** begin **

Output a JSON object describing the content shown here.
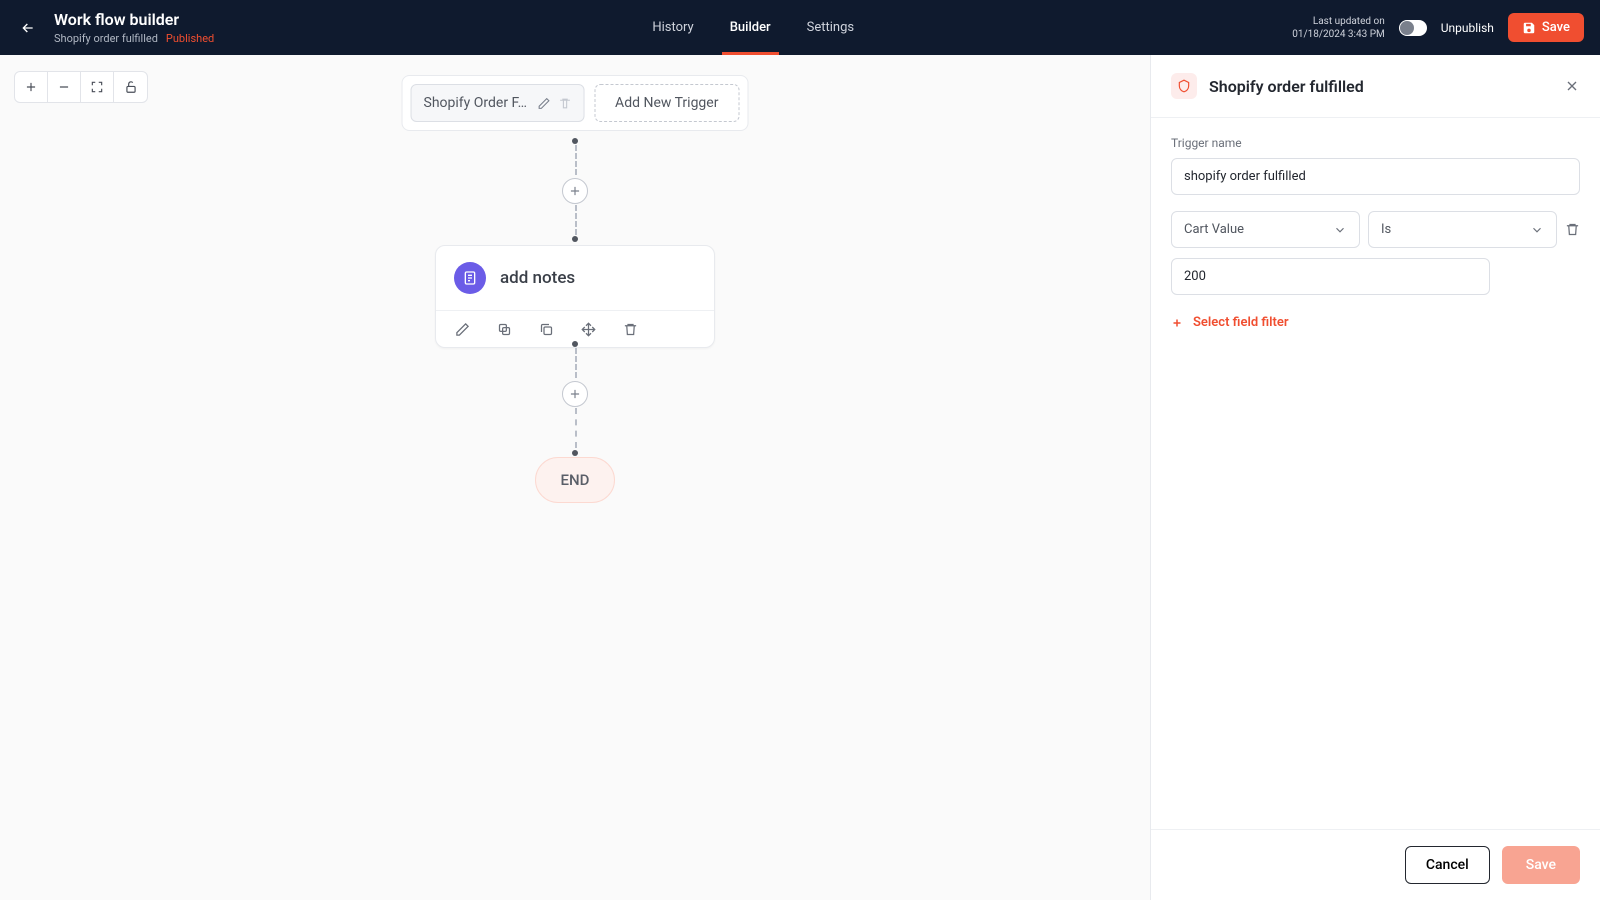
{
  "header": {
    "title": "Work flow builder",
    "workflow_name": "Shopify order fulfilled",
    "status": "Published",
    "tabs": {
      "history": "History",
      "builder": "Builder",
      "settings": "Settings"
    },
    "updated_label": "Last updated on",
    "updated_value": "01/18/2024 3:43 PM",
    "unpublish_label": "Unpublish",
    "save_label": "Save"
  },
  "canvas": {
    "trigger_chip": "Shopify Order F…",
    "add_trigger": "Add New Trigger",
    "action_title": "add notes",
    "end_label": "END"
  },
  "panel": {
    "title": "Shopify order fulfilled",
    "trigger_name_label": "Trigger name",
    "trigger_name_value": "shopify order fulfilled",
    "filter_field": "Cart Value",
    "filter_op": "Is",
    "filter_value": "200",
    "add_filter_label": "Select field filter",
    "cancel_label": "Cancel",
    "save_label": "Save"
  }
}
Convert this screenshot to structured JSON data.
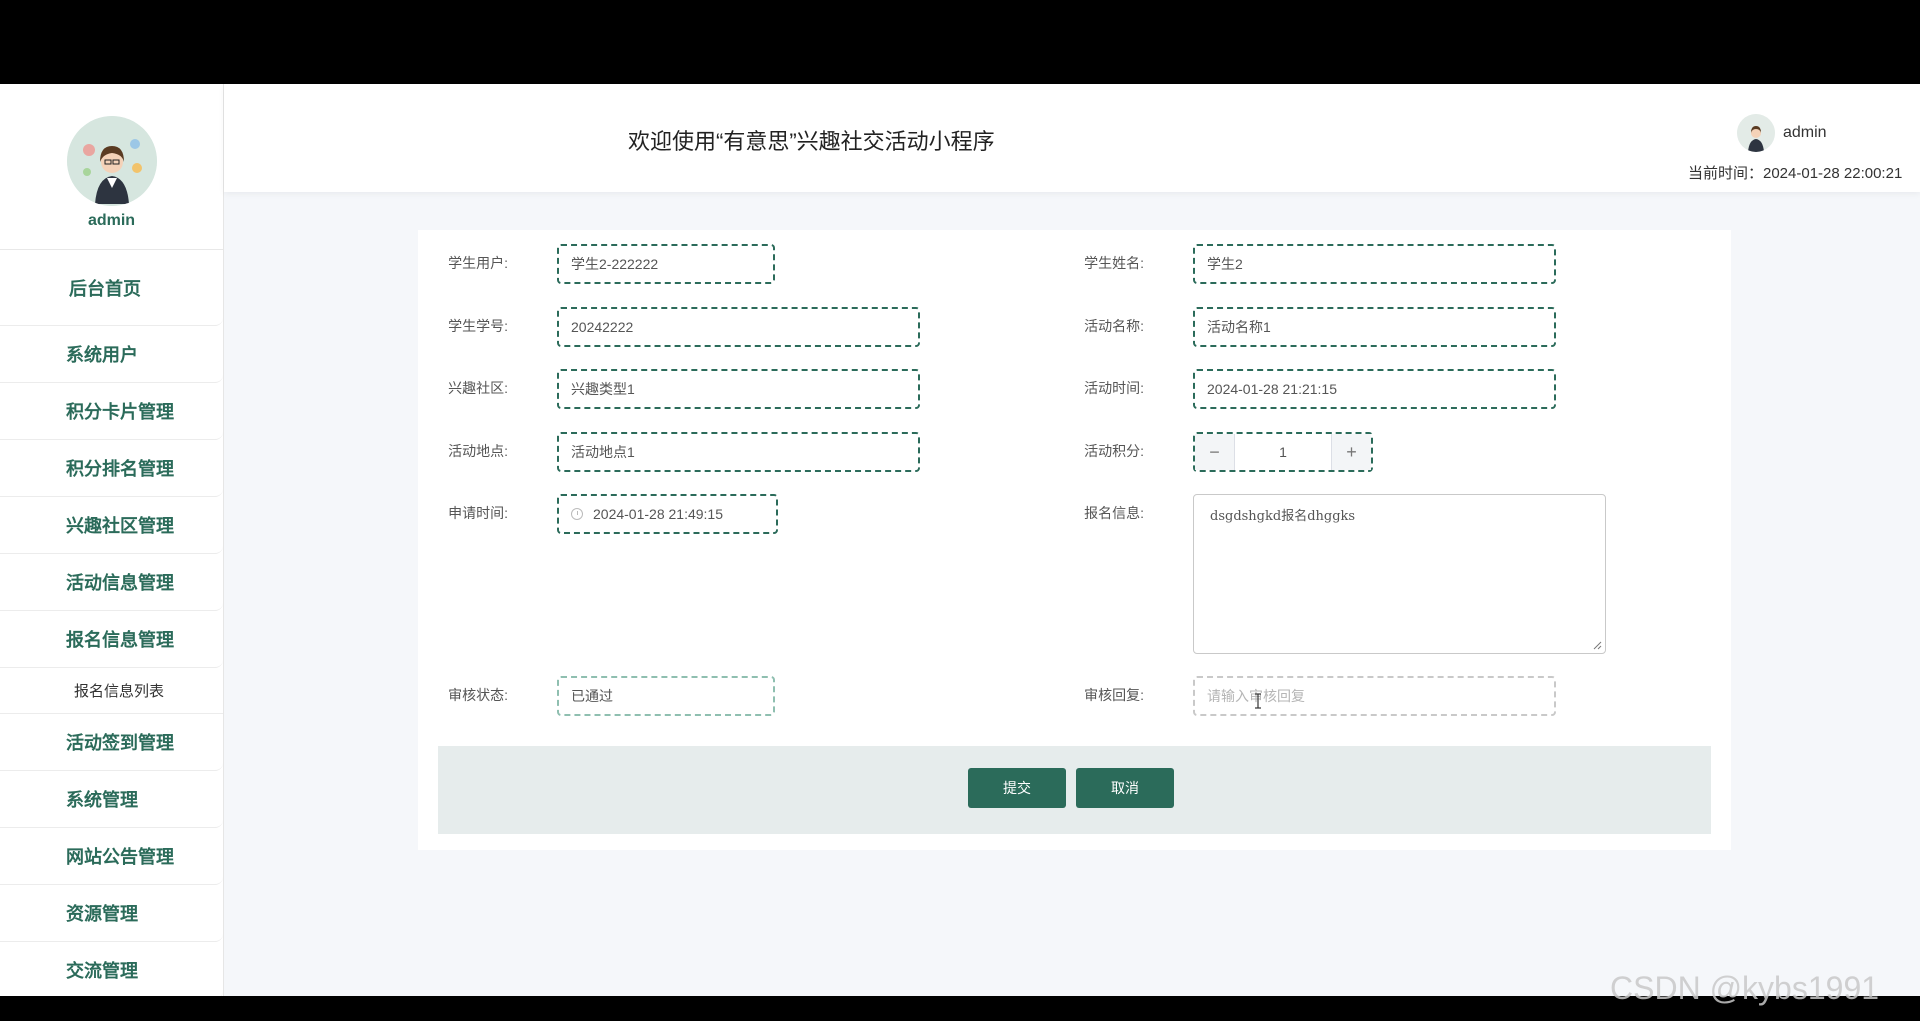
{
  "sidebar": {
    "username": "admin",
    "items": [
      {
        "label": "后台首页"
      },
      {
        "label": "系统用户"
      },
      {
        "label": "积分卡片管理"
      },
      {
        "label": "积分排名管理"
      },
      {
        "label": "兴趣社区管理"
      },
      {
        "label": "活动信息管理"
      },
      {
        "label": "报名信息管理"
      }
    ],
    "subitem": "报名信息列表",
    "items_after": [
      {
        "label": "活动签到管理"
      },
      {
        "label": "系统管理"
      },
      {
        "label": "网站公告管理"
      },
      {
        "label": "资源管理"
      },
      {
        "label": "交流管理"
      }
    ]
  },
  "header": {
    "title": "欢迎使用“有意思”兴趣社交活动小程序",
    "username": "admin",
    "time": "当前时间：2024-01-28 22:00:21"
  },
  "form": {
    "student_user": {
      "label": "学生用户:",
      "value": "学生2-222222"
    },
    "student_name": {
      "label": "学生姓名:",
      "value": "学生2"
    },
    "student_no": {
      "label": "学生学号:",
      "value": "20242222"
    },
    "activity_name": {
      "label": "活动名称:",
      "value": "活动名称1"
    },
    "community": {
      "label": "兴趣社区:",
      "value": "兴趣类型1"
    },
    "activity_time": {
      "label": "活动时间:",
      "value": "2024-01-28 21:21:15"
    },
    "location": {
      "label": "活动地点:",
      "value": "活动地点1"
    },
    "points": {
      "label": "活动积分:",
      "value": "1",
      "minus": "−",
      "plus": "+"
    },
    "apply_time": {
      "label": "申请时间:",
      "value": "2024-01-28 21:49:15"
    },
    "signup_info": {
      "label": "报名信息:",
      "value": "dsgdshgkd报名dhggks"
    },
    "review_status": {
      "label": "审核状态:",
      "value": "已通过"
    },
    "review_reply": {
      "label": "审核回复:",
      "placeholder": "请输入审核回复"
    }
  },
  "buttons": {
    "submit": "提交",
    "cancel": "取消"
  },
  "watermark": "CSDN @kybs1991"
}
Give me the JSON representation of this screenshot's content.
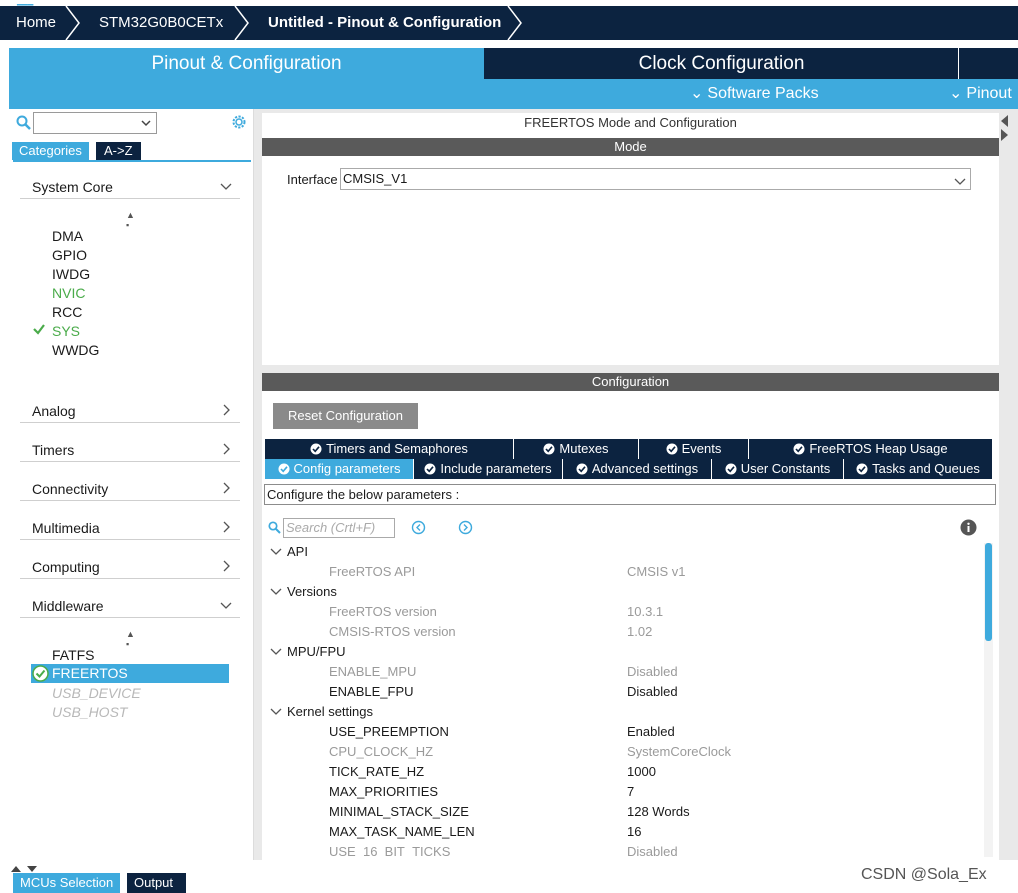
{
  "breadcrumb": {
    "home": "Home",
    "device": "STM32G0B0CETx",
    "project": "Untitled - Pinout & Configuration"
  },
  "tabs": {
    "pinout": "Pinout & Configuration",
    "clock": "Clock Configuration"
  },
  "subbar": {
    "software_packs": "Software Packs",
    "pinout": "Pinout"
  },
  "left": {
    "categories_tab": "Categories",
    "az_tab": "A->Z",
    "system_core": "System Core",
    "system_core_items": [
      "DMA",
      "GPIO",
      "IWDG",
      "NVIC",
      "RCC",
      "SYS",
      "WWDG"
    ],
    "analog": "Analog",
    "timers": "Timers",
    "connectivity": "Connectivity",
    "multimedia": "Multimedia",
    "computing": "Computing",
    "middleware": "Middleware",
    "middleware_items": [
      "FATFS",
      "FREERTOS",
      "USB_DEVICE",
      "USB_HOST"
    ]
  },
  "mode": {
    "panel_title": "FREERTOS Mode and Configuration",
    "section": "Mode",
    "interface_label": "Interface",
    "interface_value": "CMSIS_V1"
  },
  "configuration": {
    "section": "Configuration",
    "reset_button": "Reset Configuration",
    "tabs_row1": [
      "Timers and Semaphores",
      "Mutexes",
      "Events",
      "FreeRTOS Heap Usage"
    ],
    "tabs_row2": [
      "Config parameters",
      "Include parameters",
      "Advanced settings",
      "User Constants",
      "Tasks and Queues"
    ],
    "hint": "Configure the below parameters :",
    "search_placeholder": "Search (Crtl+F)",
    "groups": {
      "api": "API",
      "versions": "Versions",
      "mpu": "MPU/FPU",
      "kernel": "Kernel settings"
    },
    "params": [
      {
        "name": "FreeRTOS API",
        "value": "CMSIS v1"
      },
      {
        "name": "FreeRTOS version",
        "value": "10.3.1"
      },
      {
        "name": "CMSIS-RTOS version",
        "value": "1.02"
      },
      {
        "name": "ENABLE_MPU",
        "value": "Disabled"
      },
      {
        "name": "ENABLE_FPU",
        "value": "Disabled"
      },
      {
        "name": "USE_PREEMPTION",
        "value": "Enabled"
      },
      {
        "name": "CPU_CLOCK_HZ",
        "value": "SystemCoreClock"
      },
      {
        "name": "TICK_RATE_HZ",
        "value": "1000"
      },
      {
        "name": "MAX_PRIORITIES",
        "value": "7"
      },
      {
        "name": "MINIMAL_STACK_SIZE",
        "value": "128 Words"
      },
      {
        "name": "MAX_TASK_NAME_LEN",
        "value": "16"
      },
      {
        "name": "USE_16_BIT_TICKS",
        "value": "Disabled"
      }
    ]
  },
  "bottom": {
    "mcu_tab": "MCUs Selection",
    "output_tab": "Output"
  },
  "watermark": "CSDN @Sola_Ex",
  "colors": {
    "navy": "#0c2340",
    "accent": "#3eaadd",
    "green": "#4aab4a"
  },
  "icons": [
    "search-icon",
    "gear-icon",
    "chevron-down-icon",
    "chevron-right-icon",
    "check-icon",
    "info-icon"
  ]
}
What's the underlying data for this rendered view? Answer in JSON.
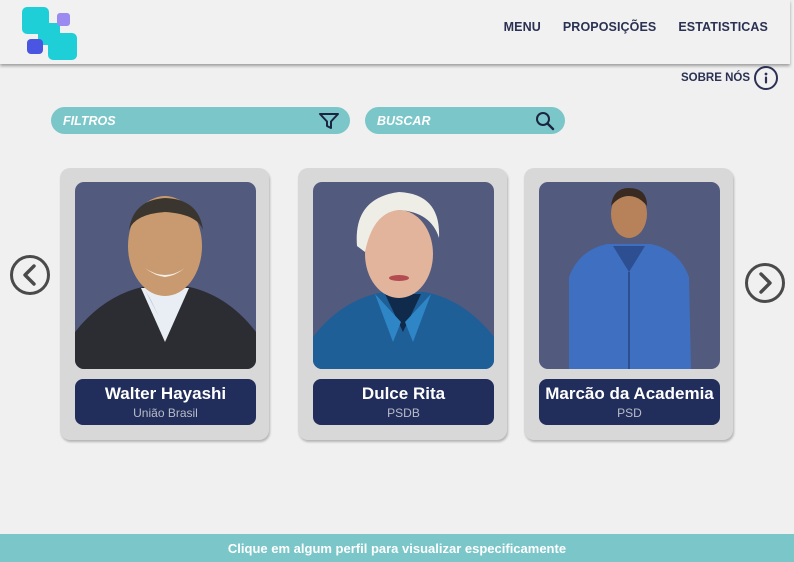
{
  "header": {
    "nav": [
      "MENU",
      "PROPOSIÇÕES",
      "ESTATISTICAS"
    ],
    "about_label": "SOBRE NÓS"
  },
  "filters": {
    "label": "FILTROS",
    "icon": "filter-icon"
  },
  "search": {
    "label": "BUSCAR",
    "icon": "search-icon"
  },
  "cards": [
    {
      "name": "Walter Hayashi",
      "party": "União Brasil"
    },
    {
      "name": "Dulce Rita",
      "party": "PSDB"
    },
    {
      "name": "Marcão da Academia",
      "party": "PSD"
    }
  ],
  "footer": {
    "text": "Clique em algum perfil para visualizar especificamente"
  },
  "colors": {
    "accent": "#7ac6c9",
    "navy": "#212d5a",
    "photo_bg": "#525a7e",
    "logo_cyan": "#1fcfd8",
    "logo_purple": "#9b8af0",
    "logo_blue": "#4a56e2"
  }
}
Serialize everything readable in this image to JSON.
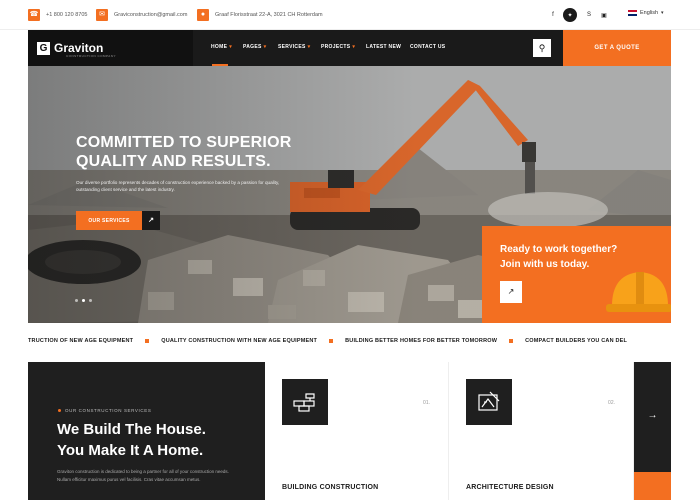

** end **

- [Given instruction]: Leave out the pictures and return every record word for word.

- [Response]:
Output a JSON object describing the content shown here.
{
  "header": {
    "title": "Work flow builder",
    "workflow_name": "Shopify order fulfilled",
    "status": "Published",
    "tabs": {
      "history": "History",
      "builder": "Builder",
      "settings": "Settings"
    },
    "updated_label": "Last updated on",
    "updated_value": "01/18/2024 3:43 PM",
    "unpublish_label": "Unpublish",
    "save_label": "Save"
  },
  "canvas": {
    "trigger_chip": "Shopify Order F…",
    "add_trigger": "Add New Trigger",
    "action_title": "add notes",
    "end_label": "END"
  },
  "panel": {
    "title": "Shopify order fulfilled",
    "trigger_name_label": "Trigger name",
    "trigger_name_value": "shopify order fulfilled",
    "filter_field": "Cart Value",
    "filter_op": "Is",
    "filter_value": "200",
    "add_filter_label": "Select field filter",
    "cancel_label": "Cancel",
    "save_label": "Save"
  }
}
Convert this screenshot to structured JSON data.
{
  "sidebar": {
    "username": "admin",
    "items": [
      {
        "label": "后台首页"
      },
      {
        "label": "系统用户"
      },
      {
        "label": "积分卡片管理"
      },
      {
        "label": "积分排名管理"
      },
      {
        "label": "兴趣社区管理"
      },
      {
        "label": "活动信息管理"
      },
      {
        "label": "报名信息管理"
      }
    ],
    "subitem": "报名信息列表",
    "items_after": [
      {
        "label": "活动签到管理"
      },
      {
        "label": "系统管理"
      },
      {
        "label": "网站公告管理"
      },
      {
        "label": "资源管理"
      },
      {
        "label": "交流管理"
      }
    ]
  },
  "header": {
    "title": "欢迎使用“有意思”兴趣社交活动小程序",
    "username": "admin",
    "time": "当前时间：2024-01-28 22:00:21"
  },
  "form": {
    "student_user": {
      "label": "学生用户:",
      "value": "学生2-222222"
    },
    "student_name": {
      "label": "学生姓名:",
      "value": "学生2"
    },
    "student_no": {
      "label": "学生学号:",
      "value": "20242222"
    },
    "activity_name": {
      "label": "活动名称:",
      "value": "活动名称1"
    },
    "community": {
      "label": "兴趣社区:",
      "value": "兴趣类型1"
    },
    "activity_time": {
      "label": "活动时间:",
      "value": "2024-01-28 21:21:15"
    },
    "location": {
      "label": "活动地点:",
      "value": "活动地点1"
    },
    "points": {
      "label": "活动积分:",
      "value": "1",
      "minus": "−",
      "plus": "+"
    },
    "apply_time": {
      "label": "申请时间:",
      "value": "2024-01-28 21:49:15"
    },
    "signup_info": {
      "label": "报名信息:",
      "value": "dsgdshgkd报名dhggks"
    },
    "review_status": {
      "label": "审核状态:",
      "value": "已通过"
    },
    "review_reply": {
      "label": "审核回复:",
      "placeholder": "请输入审核回复"
    }
  },
  "buttons": {
    "submit": "提交",
    "cancel": "取消"
  },
  "watermark": "CSDN @kybs1991"
}
Give me the JSON representation of this screenshot's content.
{
  "breadcrumb": {
    "home": "Home",
    "device": "STM32G0B0CETx",
    "project": "Untitled - Pinout & Configuration"
  },
  "tabs": {
    "pinout": "Pinout & Configuration",
    "clock": "Clock Configuration"
  },
  "subbar": {
    "software_packs": "Software Packs",
    "pinout": "Pinout"
  },
  "left": {
    "categories_tab": "Categories",
    "az_tab": "A->Z",
    "system_core": "System Core",
    "system_core_items": [
      "DMA",
      "GPIO",
      "IWDG",
      "NVIC",
      "RCC",
      "SYS",
      "WWDG"
    ],
    "analog": "Analog",
    "timers": "Timers",
    "connectivity": "Connectivity",
    "multimedia": "Multimedia",
    "computing": "Computing",
    "middleware": "Middleware",
    "middleware_items": [
      "FATFS",
      "FREERTOS",
      "USB_DEVICE",
      "USB_HOST"
    ]
  },
  "mode": {
    "panel_title": "FREERTOS Mode and Configuration",
    "section": "Mode",
    "interface_label": "Interface",
    "interface_value": "CMSIS_V1"
  },
  "configuration": {
    "section": "Configuration",
    "reset_button": "Reset Configuration",
    "tabs_row1": [
      "Timers and Semaphores",
      "Mutexes",
      "Events",
      "FreeRTOS Heap Usage"
    ],
    "tabs_row2": [
      "Config parameters",
      "Include parameters",
      "Advanced settings",
      "User Constants",
      "Tasks and Queues"
    ],
    "hint": "Configure the below parameters :",
    "search_placeholder": "Search (Crtl+F)",
    "groups": {
      "api": "API",
      "versions": "Versions",
      "mpu": "MPU/FPU",
      "kernel": "Kernel settings"
    },
    "params": [
      {
        "name": "FreeRTOS API",
        "value": "CMSIS v1"
      },
      {
        "name": "FreeRTOS version",
        "value": "10.3.1"
      },
      {
        "name": "CMSIS-RTOS version",
        "value": "1.02"
      },
      {
        "name": "ENABLE_MPU",
        "value": "Disabled"
      },
      {
        "name": "ENABLE_FPU",
        "value": "Disabled"
      },
      {
        "name": "USE_PREEMPTION",
        "value": "Enabled"
      },
      {
        "name": "CPU_CLOCK_HZ",
        "value": "SystemCoreClock"
      },
      {
        "name": "TICK_RATE_HZ",
        "value": "1000"
      },
      {
        "name": "MAX_PRIORITIES",
        "value": "7"
      },
      {
        "name": "MINIMAL_STACK_SIZE",
        "value": "128 Words"
      },
      {
        "name": "MAX_TASK_NAME_LEN",
        "value": "16"
      },
      {
        "name": "USE_16_BIT_TICKS",
        "value": "Disabled"
      }
    ]
  },
  "bottom": {
    "mcu_tab": "MCUs Selection",
    "output_tab": "Output"
  },
  "watermark": "CSDN @Sola_Ex",
  "colors": {
    "navy": "#0c2340",
    "accent": "#3eaadd",
    "green": "#4aab4a"
  },
  "icons": [
    "search-icon",
    "gear-icon",
    "chevron-down-icon",
    "chevron-right-icon",
    "check-icon",
    "info-icon"
  ]
}
What's the underlying data for this rendered view? Answer in JSON.
{
  "header": {
    "nav": [
      "MENU",
      "PROPOSIÇÕES",
      "ESTATISTICAS"
    ],
    "about_label": "SOBRE NÓS"
  },
  "filters": {
    "label": "FILTROS",
    "icon": "filter-icon"
  },
  "search": {
    "label": "BUSCAR",
    "icon": "search-icon"
  },
  "cards": [
    {
      "name": "Walter Hayashi",
      "party": "União Brasil"
    },
    {
      "name": "Dulce Rita",
      "party": "PSDB"
    },
    {
      "name": "Marcão da Academia",
      "party": "PSD"
    }
  ],
  "footer": {
    "text": "Clique em algum perfil para visualizar especificamente"
  },
  "colors": {
    "accent": "#7ac6c9",
    "navy": "#212d5a",
    "photo_bg": "#525a7e",
    "logo_cyan": "#1fcfd8",
    "logo_purple": "#9b8af0",
    "logo_blue": "#4a56e2"
  }
}
Serialize everything readable in this image to JSON.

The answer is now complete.